Given instruction:
Output the entries below exactly as written, omitting pictures.
**** Exercise inputs ****
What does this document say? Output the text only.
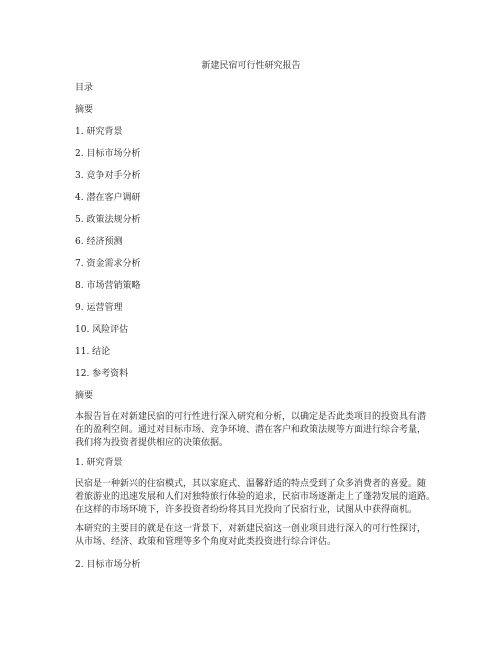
新建民宿可行性研究报告
目录
摘要
1. 研究背景
2. 目标市场分析
3. 竞争对手分析
4. 潜在客户调研
5. 政策法规分析
6. 经济预测
7. 资金需求分析
8. 市场营销策略
9. 运营管理
10. 风险评估
11. 结论
12. 参考资料
摘要
本报告旨在对新建民宿的可行性进行深入研究和分析，以确定是否此类项目的投资具有潜
在的盈利空间。通过对目标市场、竞争环境、潜在客户和政策法规等方面进行综合考量，
我们将为投资者提供相应的决策依据。
1. 研究背景
民宿是一种新兴的住宿模式，其以家庭式、温馨舒适的特点受到了众多消费者的喜爱。随
着旅游业的迅速发展和人们对独特旅行体验的追求，民宿市场逐渐走上了蓬勃发展的道路。
在这样的市场环境下，许多投资者纷纷将其目光投向了民宿行业，试图从中获得商机。
本研究的主要目的就是在这一背景下，对新建民宿这一创业项目进行深入的可行性探讨，
从市场、经济、政策和管理等多个角度对此类投资进行综合评估。
2. 目标市场分析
****
Response for this exercise:
What does this document say? Output the text only.
新建民宿可行性研究报告
目录
摘要
1. 研究背景
2. 目标市场分析
3. 竞争对手分析
4. 潜在客户调研
5. 政策法规分析
6. 经济预测
7. 资金需求分析
8. 市场营销策略
9. 运营管理
10. 风险评估
11. 结论
12. 参考资料
摘要
本报告旨在对新建民宿的可行性进行深入研究和分析，以确定是否此类项目的投资具有潜
在的盈利空间。通过对目标市场、竞争环境、潜在客户和政策法规等方面进行综合考量，
我们将为投资者提供相应的决策依据。
1. 研究背景
民宿是一种新兴的住宿模式，其以家庭式、温馨舒适的特点受到了众多消费者的喜爱。随
着旅游业的迅速发展和人们对独特旅行体验的追求，民宿市场逐渐走上了蓬勃发展的道路。
在这样的市场环境下，许多投资者纷纷将其目光投向了民宿行业，试图从中获得商机。
本研究的主要目的就是在这一背景下，对新建民宿这一创业项目进行深入的可行性探讨，
从市场、经济、政策和管理等多个角度对此类投资进行综合评估。
2. 目标市场分析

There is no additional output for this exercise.